What is expected:
Pull out every line below holding the word "Requires".

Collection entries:
^^^^^^^^

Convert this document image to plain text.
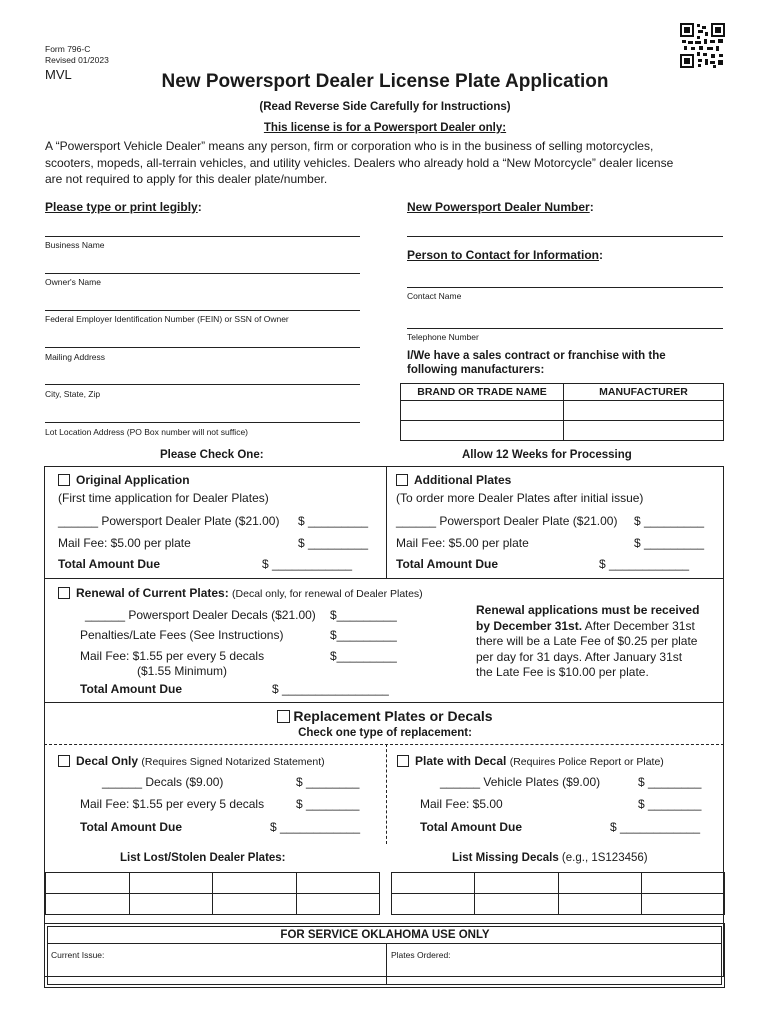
Form 796-C
Revised 01/2023
MVL	New Powersport Dealer License Plate Application
(Read Reverse Side Carefully for Instructions)
This license is for a Powersport Dealer only:
A “Powersport Vehicle Dealer” means any person, firm or corporation who is in the business of selling motorcycles,
scooters, mopeds, all-terrain vehicles, and utility vehicles. Dealers who already hold a “New Motorcycle” dealer license
are not required to apply for this dealer plate/number.
Please type or print legibly:
Business Name
Owner's Name
Federal Employer Identification Number (FEIN) or SSN of Owner
Mailing Address
City, State, Zip
Lot Location Address (PO Box number will not suffice)
New Powersport Dealer Number:
Person to Contact for Information:
Contact Name
Telephone Number
I/We have a sales contract or franchise with the
following manufacturers:
BRAND OR TRADE NAME	MANUFACTURER

Please Check One:	Allow 12 Weeks for Processing
Original Application
(First time application for Dealer Plates)
______ Powersport Dealer Plate ($21.00) $ _________
Mail Fee: $5.00 per plate	$ _________
Total Amount Due	$ ____________
Additional Plates
(To order more Dealer Plates after initial issue)
______ Powersport Dealer Plate ($21.00) $ _________
Mail Fee: $5.00 per plate	$ _________
Total Amount Due	$ ____________
Renewal of Current Plates: (Decal only, for renewal of Dealer Plates)
______ Powersport Dealer Decals ($21.00) $_________
Penalties/Late Fees (See Instructions)	$_________
Mail Fee: $1.55 per every 5 decals	$_________
($1.55 Minimum)
Total Amount Due	$ ________________
Renewal applications must be received
by December 31st. After December 31st
there will be a Late Fee of $0.25 per plate
per day for 31 days. After January 31st
the Late Fee is $10.00 per plate.
Replacement Plates or Decals
Check one type of replacement:
Decal Only (Requires Signed Notarized Statement)
______ Decals ($9.00)	$ ________
Mail Fee: $1.55 per every 5 decals	$ ________
Total Amount Due	$ ____________
Plate with Decal (Requires Police Report or Plate)
______ Vehicle Plates ($9.00)	$ ________
Mail Fee: $5.00	$ ________
Total Amount Due	$ ____________
List Lost/Stolen Dealer Plates:	List Missing Decals (e.g., 1S123456)

FOR SERVICE OKLAHOMA USE ONLY
Current Issue:	Plates Ordered:
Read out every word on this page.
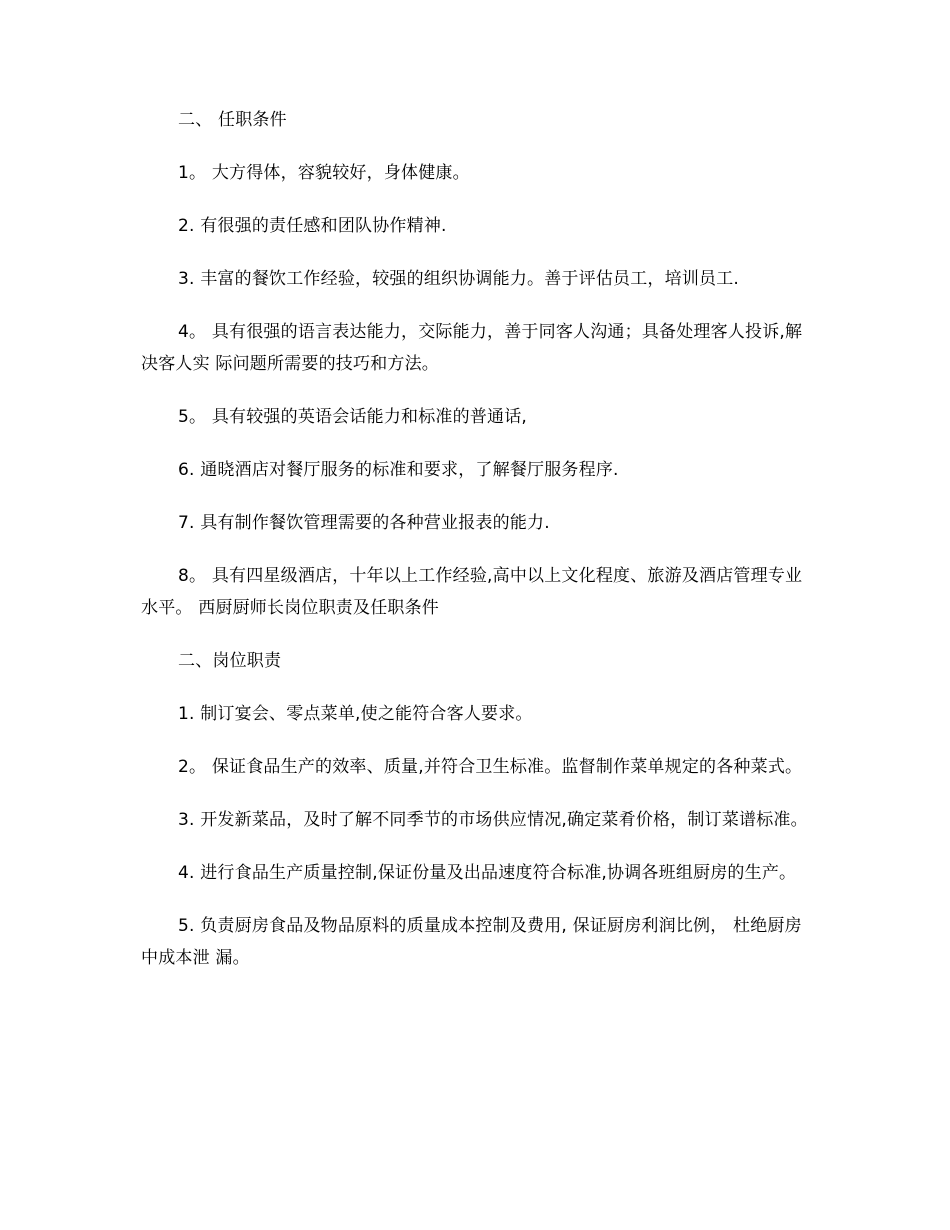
二、 任职条件

1。 大方得体，容貌较好，身体健康。

2. 有很强的责任感和团队协作精神.

3. 丰富的餐饮工作经验，较强的组织协调能力。善于评估员工，培训员工.

4。 具有很强的语言表达能力，交际能力，善于同客人沟通；具备处理客人投诉,解决客人实 际问题所需要的技巧和方法。

5。 具有较强的英语会话能力和标准的普通话,

6. 通晓酒店对餐厅服务的标准和要求，了解餐厅服务程序.

7. 具有制作餐饮管理需要的各种营业报表的能力.

8。 具有四星级酒店，十年以上工作经验,高中以上文化程度、旅游及酒店管理专业水平。 西厨厨师长岗位职责及任职条件

二、岗位职责

1. 制订宴会、零点菜单,使之能符合客人要求。

2。 保证食品生产的效率、质量,并符合卫生标准。监督制作菜单规定的各种菜式。

3. 开发新菜品，及时了解不同季节的市场供应情况,确定菜肴价格，制订菜谱标准。

4. 进行食品生产质量控制,保证份量及出品速度符合标准,协调各班组厨房的生产。

5. 负责厨房食品及物品原料的质量成本控制及费用, 保证厨房利润比例， 杜绝厨房中成本泄 漏。
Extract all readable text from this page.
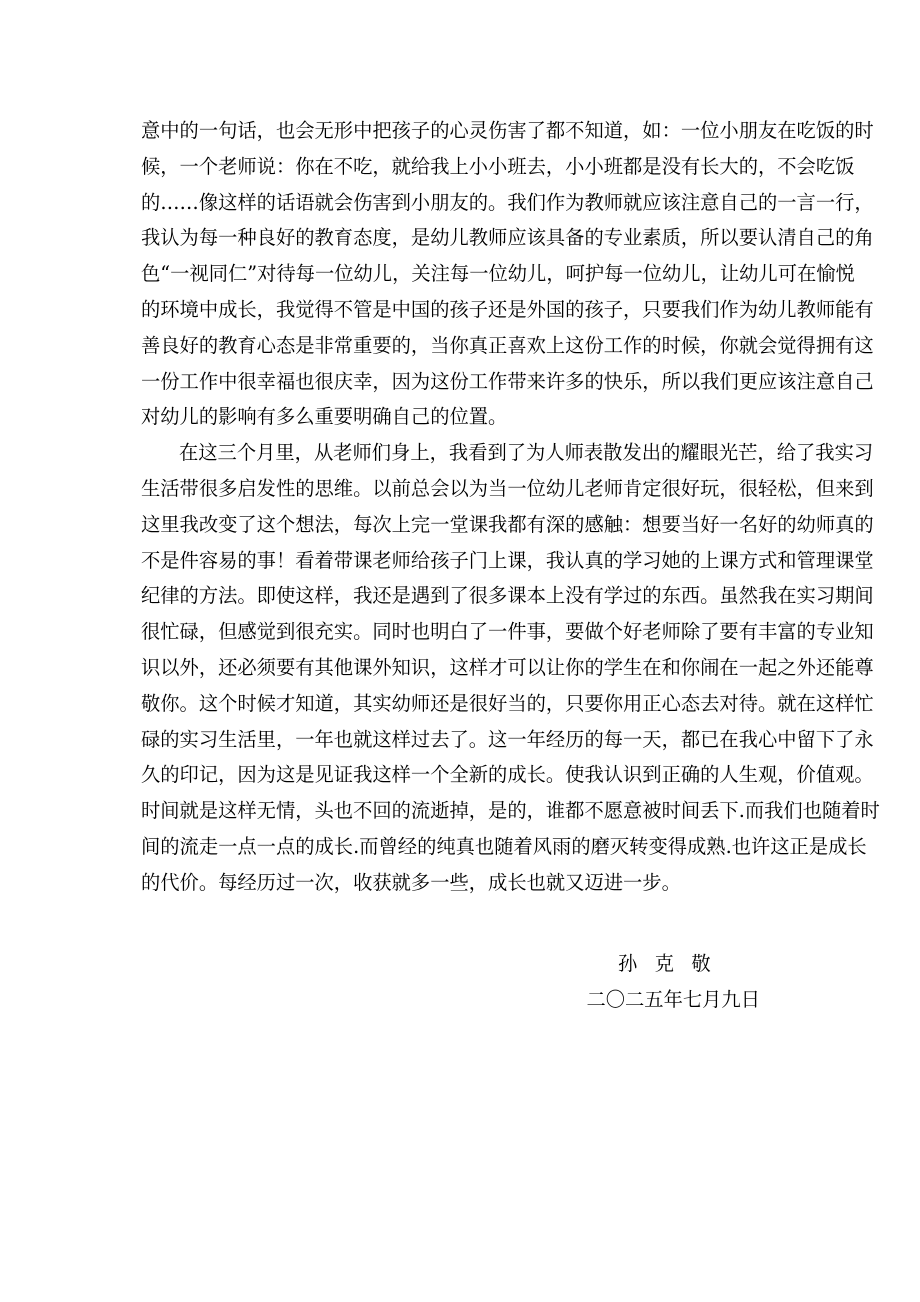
意中的一句话，也会无形中把孩子的心灵伤害了都不知道，如：一位小朋友在吃饭的时
候，一个老师说：你在不吃，就给我上小小班去，小小班都是没有长大的，不会吃饭
的……像这样的话语就会伤害到小朋友的。我们作为教师就应该注意自己的一言一行，
我认为每一种良好的教育态度，是幼儿教师应该具备的专业素质，所以要认清自己的角
色“一视同仁”对待每一位幼儿，关注每一位幼儿，呵护每一位幼儿，让幼儿可在愉悦
的环境中成长，我觉得不管是中国的孩子还是外国的孩子，只要我们作为幼儿教师能有
善良好的教育心态是非常重要的，当你真正喜欢上这份工作的时候，你就会觉得拥有这
一份工作中很幸福也很庆幸，因为这份工作带来许多的快乐，所以我们更应该注意自己
对幼儿的影响有多么重要明确自己的位置。
在这三个月里，从老师们身上，我看到了为人师表散发出的耀眼光芒，给了我实习
生活带很多启发性的思维。以前总会以为当一位幼儿老师肯定很好玩，很轻松，但来到
这里我改变了这个想法，每次上完一堂课我都有深的感触：想要当好一名好的幼师真的
不是件容易的事！看着带课老师给孩子门上课，我认真的学习她的上课方式和管理课堂
纪律的方法。即使这样，我还是遇到了很多课本上没有学过的东西。虽然我在实习期间
很忙碌，但感觉到很充实。同时也明白了一件事，要做个好老师除了要有丰富的专业知
识以外，还必须要有其他课外知识，这样才可以让你的学生在和你闹在一起之外还能尊
敬你。这个时候才知道，其实幼师还是很好当的，只要你用正心态去对待。就在这样忙
碌的实习生活里，一年也就这样过去了。这一年经历的每一天，都已在我心中留下了永
久的印记，因为这是见证我这样一个全新的成长。使我认识到正确的人生观，价值观。
时间就是这样无情，头也不回的流逝掉，是的，谁都不愿意被时间丢下.而我们也随着时
间的流走一点一点的成长.而曾经的纯真也随着风雨的磨灭转变得成熟.也许这正是成长
的代价。每经历过一次，收获就多一些，成长也就又迈进一步。
孙克敬
二〇二五年七月九日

^^^^^^^^

Result for this task:
Decal Only (Requires Signed Notarized Statement)
Plate with Decal (Requires Police Report or Plate)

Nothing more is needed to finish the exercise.